**WHAT THE TASK REQUIRES**
Find and copy every line in the records that includes the string "quando".

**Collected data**
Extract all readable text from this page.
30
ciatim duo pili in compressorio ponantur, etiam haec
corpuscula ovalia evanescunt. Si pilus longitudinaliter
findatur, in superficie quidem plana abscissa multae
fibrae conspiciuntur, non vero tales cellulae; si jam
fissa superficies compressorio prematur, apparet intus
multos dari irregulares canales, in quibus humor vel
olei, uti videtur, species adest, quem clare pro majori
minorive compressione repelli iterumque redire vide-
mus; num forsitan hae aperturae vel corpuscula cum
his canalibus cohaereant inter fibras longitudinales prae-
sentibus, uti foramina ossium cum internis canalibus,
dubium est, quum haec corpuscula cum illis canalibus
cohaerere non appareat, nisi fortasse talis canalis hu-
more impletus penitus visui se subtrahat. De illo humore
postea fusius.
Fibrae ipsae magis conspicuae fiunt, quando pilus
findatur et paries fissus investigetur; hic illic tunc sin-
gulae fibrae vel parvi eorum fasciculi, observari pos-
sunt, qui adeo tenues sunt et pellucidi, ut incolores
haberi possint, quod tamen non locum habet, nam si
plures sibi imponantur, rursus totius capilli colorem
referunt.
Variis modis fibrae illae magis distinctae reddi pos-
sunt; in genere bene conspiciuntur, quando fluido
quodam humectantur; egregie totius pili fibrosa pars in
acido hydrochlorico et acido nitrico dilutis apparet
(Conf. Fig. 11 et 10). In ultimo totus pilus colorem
* * *
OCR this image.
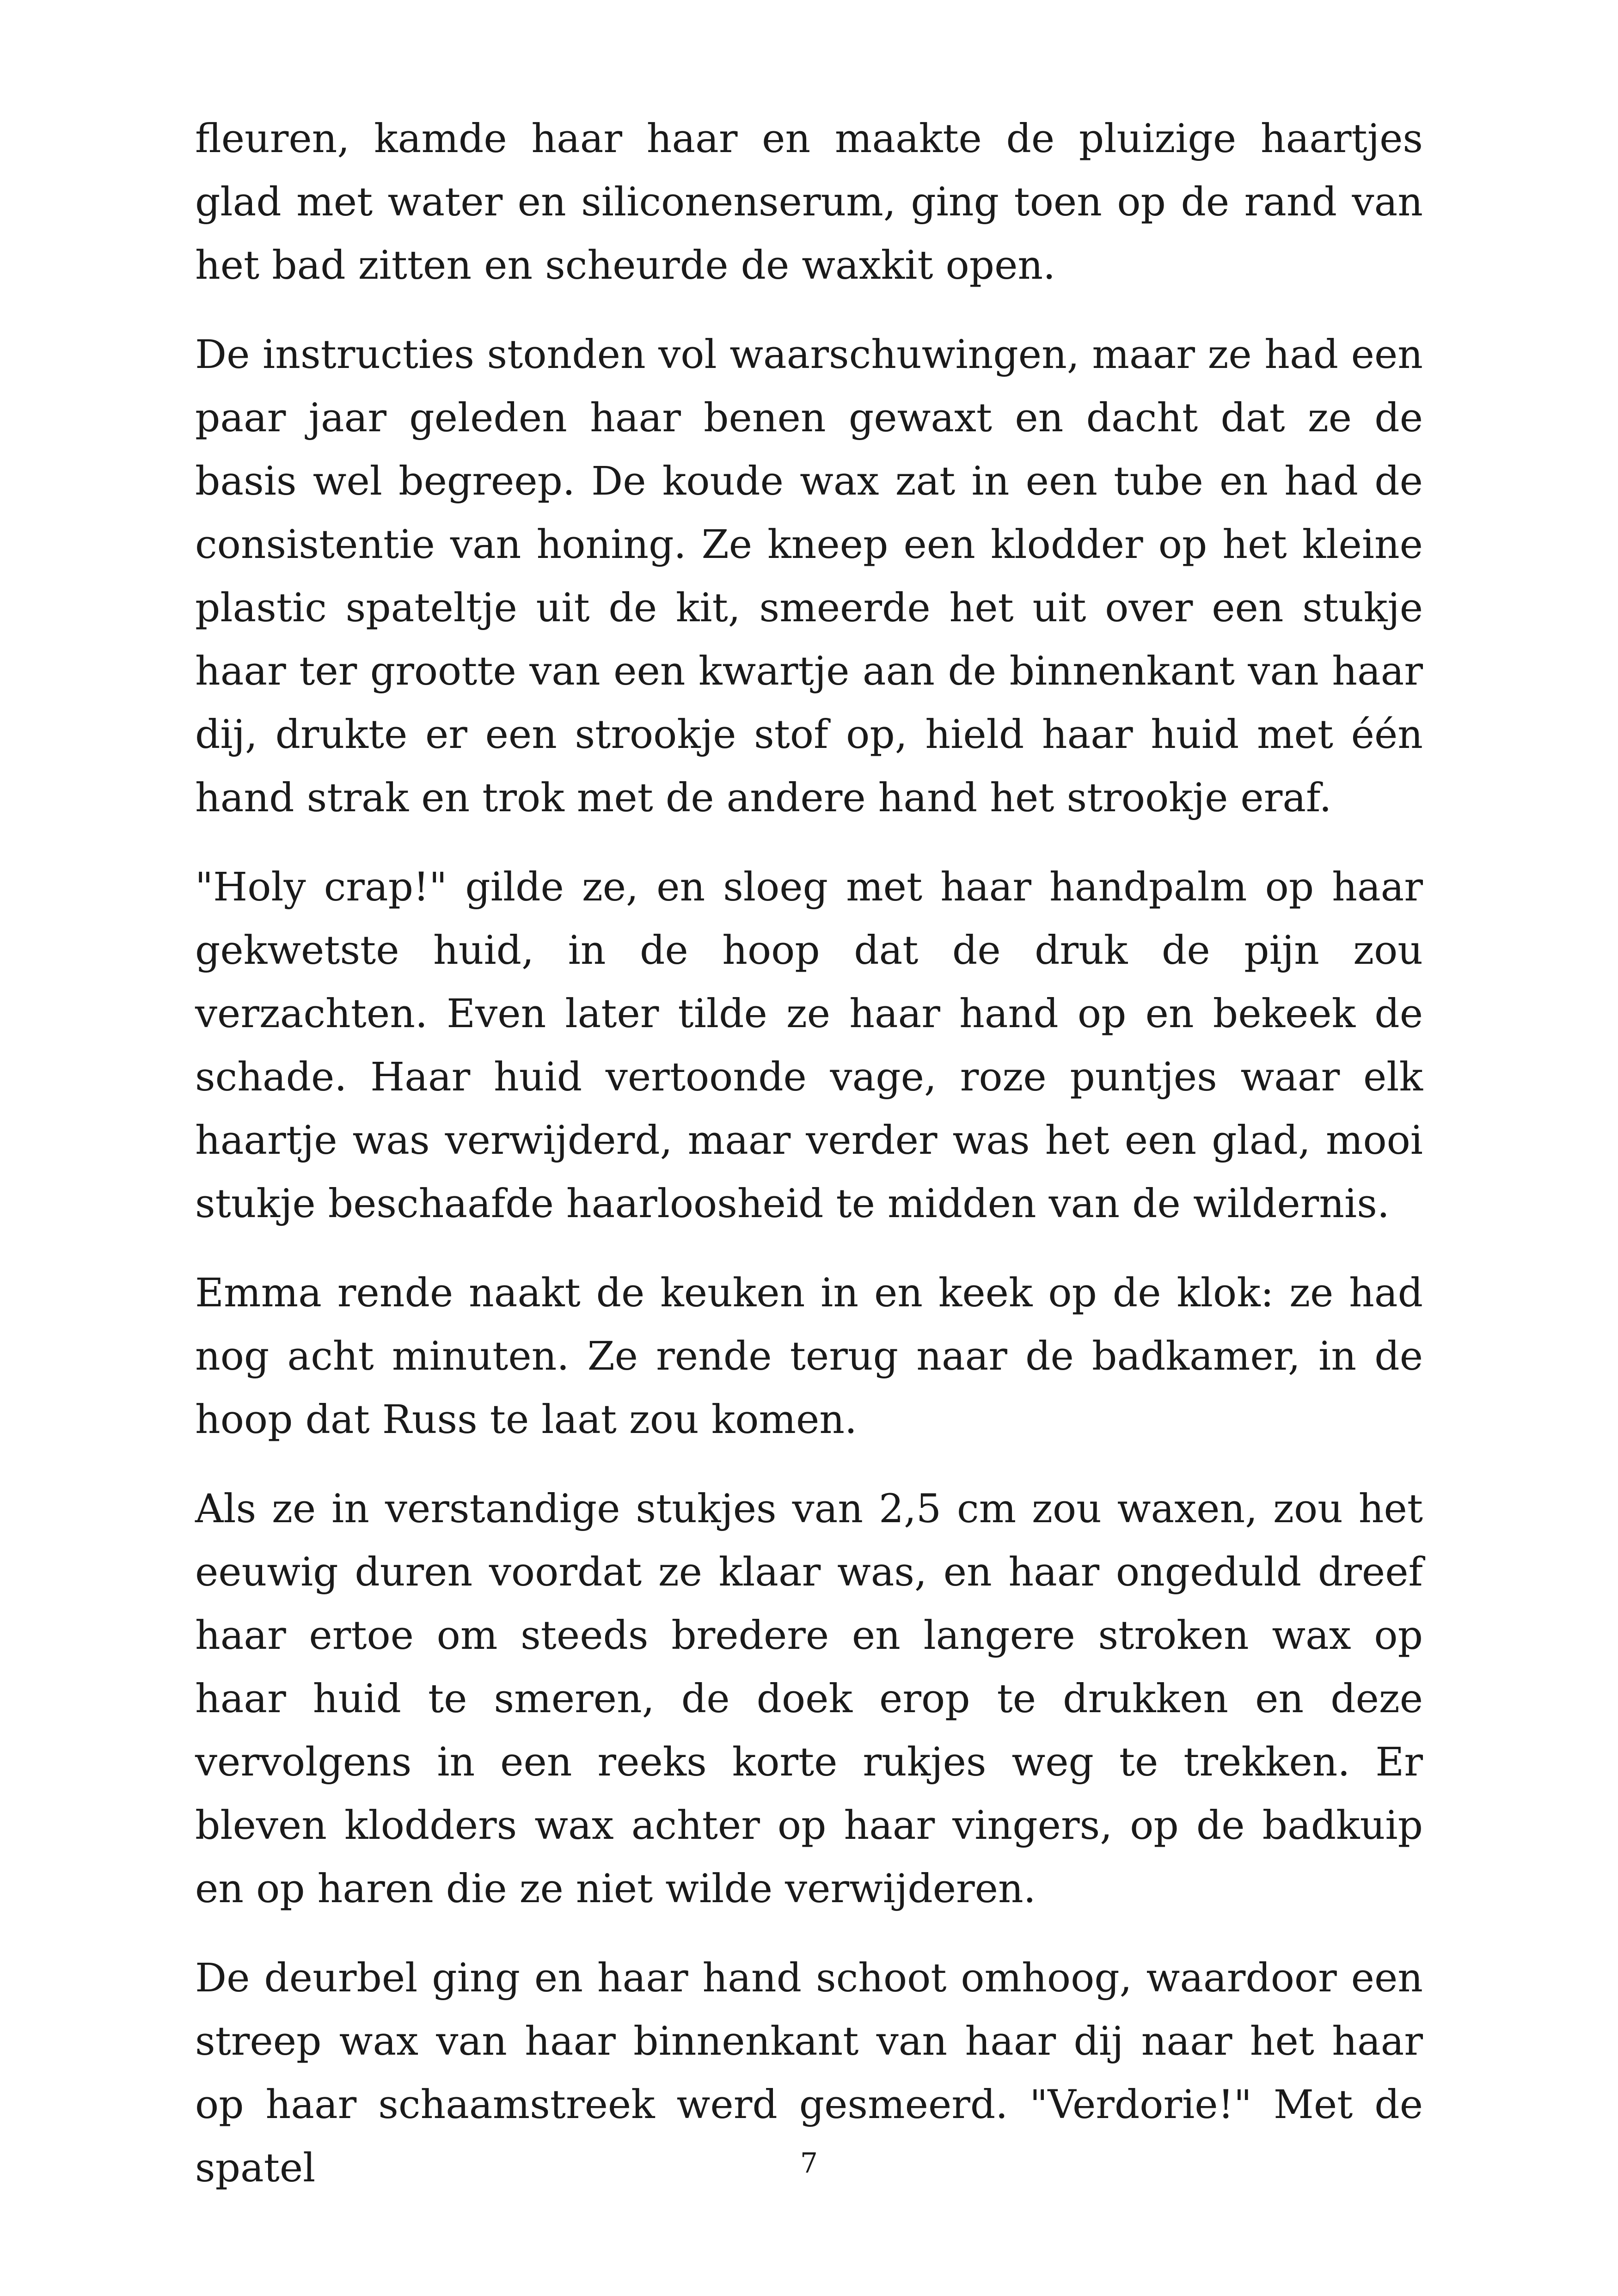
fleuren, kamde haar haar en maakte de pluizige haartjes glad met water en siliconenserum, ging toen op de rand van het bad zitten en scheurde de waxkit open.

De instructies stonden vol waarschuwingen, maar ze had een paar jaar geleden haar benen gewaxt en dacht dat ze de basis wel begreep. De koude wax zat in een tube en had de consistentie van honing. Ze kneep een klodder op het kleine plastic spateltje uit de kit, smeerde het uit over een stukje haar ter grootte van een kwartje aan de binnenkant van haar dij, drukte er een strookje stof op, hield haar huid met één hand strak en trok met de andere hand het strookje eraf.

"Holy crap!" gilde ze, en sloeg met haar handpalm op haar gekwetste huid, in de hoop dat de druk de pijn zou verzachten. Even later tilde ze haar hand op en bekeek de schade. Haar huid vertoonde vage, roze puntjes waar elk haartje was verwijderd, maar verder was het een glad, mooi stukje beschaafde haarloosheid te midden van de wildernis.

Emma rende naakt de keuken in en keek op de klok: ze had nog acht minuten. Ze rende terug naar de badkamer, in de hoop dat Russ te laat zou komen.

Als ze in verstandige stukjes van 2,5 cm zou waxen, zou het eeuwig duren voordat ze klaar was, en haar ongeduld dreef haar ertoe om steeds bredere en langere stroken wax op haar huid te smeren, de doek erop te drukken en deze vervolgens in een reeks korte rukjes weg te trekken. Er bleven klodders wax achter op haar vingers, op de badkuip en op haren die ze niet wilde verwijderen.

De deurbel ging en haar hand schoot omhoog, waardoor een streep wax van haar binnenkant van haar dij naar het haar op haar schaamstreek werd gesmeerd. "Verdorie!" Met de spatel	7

**SOLUTION FOR THIS TASK**
Fibrae ipsae magis conspicuae fiunt, quando pilus
sunt; in genere bene conspiciuntur, quando fluido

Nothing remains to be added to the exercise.